▶ [ABOUT THIS TASK] Return every line of the records below verbatim, with no pictures in the copy.

▶ [THE RECORDS]
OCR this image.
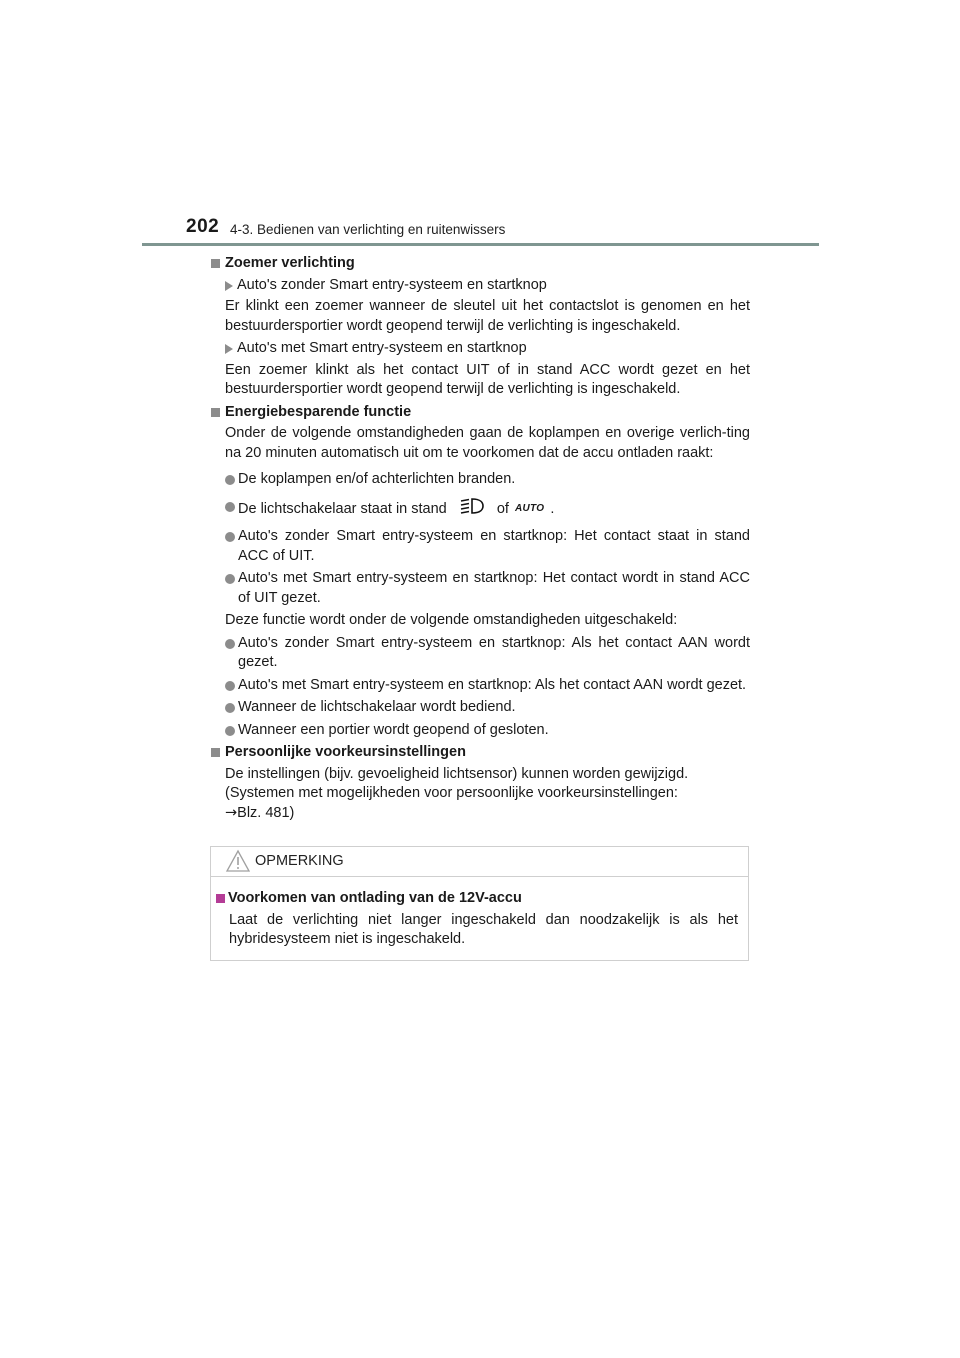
202 4-3. Bedienen van verlichting en ruitenwissers
Zoemer verlichting
Auto's zonder Smart entry-systeem en startknop

Er klinkt een zoemer wanneer de sleutel uit het contactslot is genomen en het bestuurdersportier wordt geopend terwijl de verlichting is ingeschakeld.

Auto's met Smart entry-systeem en startknop

Een zoemer klinkt als het contact UIT of in stand ACC wordt gezet en het bestuurdersportier wordt geopend terwijl de verlichting is ingeschakeld.

Energiebesparende functie

Onder de volgende omstandigheden gaan de koplampen en overige verlich-ting na 20 minuten automatisch uit om te voorkomen dat de accu ontladen raakt:

De koplampen en/of achterlichten branden.
De lichtschakelaar staat in stand	of AUTO .
Auto's zonder Smart entry-systeem en startknop: Het contact staat in stand ACC of UIT.
Auto's met Smart entry-systeem en startknop: Het contact wordt in stand ACC of UIT gezet.

Deze functie wordt onder de volgende omstandigheden uitgeschakeld:

Auto's zonder Smart entry-systeem en startknop: Als het contact AAN wordt gezet.
Auto's met Smart entry-systeem en startknop: Als het contact AAN wordt gezet.
Wanneer de lichtschakelaar wordt bediend.
Wanneer een portier wordt geopend of gesloten.
Persoonlijke voorkeursinstellingen
De instellingen (bijv. gevoeligheid lichtsensor) kunnen worden gewijzigd.
(Systemen met mogelijkheden voor persoonlijke voorkeursinstellingen:
→Blz. 481)
OPMERKING
Voorkomen van ontlading van de 12V-accu

Laat de verlichting niet langer ingeschakeld dan noodzakelijk is als het hybridesysteem niet is ingeschakeld.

▶ [ANSWER SPACE]
OCR this image.
202 4-3. Bedienen van verlichting en ruitenwissers
Zoemer verlichting
Auto's zonder Smart entry-systeem en startknop

Er klinkt een zoemer wanneer de sleutel uit het contactslot is genomen en het bestuurdersportier wordt geopend terwijl de verlichting is ingeschakeld.

Auto's met Smart entry-systeem en startknop

Een zoemer klinkt als het contact UIT of in stand ACC wordt gezet en het bestuurdersportier wordt geopend terwijl de verlichting is ingeschakeld.

Energiebesparende functie

Onder de volgende omstandigheden gaan de koplampen en overige verlich-ting na 20 minuten automatisch uit om te voorkomen dat de accu ontladen raakt:

De koplampen en/of achterlichten branden.
De lichtschakelaar staat in stand	of AUTO .
Auto's zonder Smart entry-systeem en startknop: Het contact staat in stand ACC of UIT.
Auto's met Smart entry-systeem en startknop: Het contact wordt in stand ACC of UIT gezet.

Deze functie wordt onder de volgende omstandigheden uitgeschakeld:

Auto's zonder Smart entry-systeem en startknop: Als het contact AAN wordt gezet.
Auto's met Smart entry-systeem en startknop: Als het contact AAN wordt gezet.
Wanneer de lichtschakelaar wordt bediend.
Wanneer een portier wordt geopend of gesloten.
Persoonlijke voorkeursinstellingen
De instellingen (bijv. gevoeligheid lichtsensor) kunnen worden gewijzigd.
(Systemen met mogelijkheden voor persoonlijke voorkeursinstellingen:
→Blz. 481)
OPMERKING
Voorkomen van ontlading van de 12V-accu

Laat de verlichting niet langer ingeschakeld dan noodzakelijk is als het hybridesysteem niet is ingeschakeld.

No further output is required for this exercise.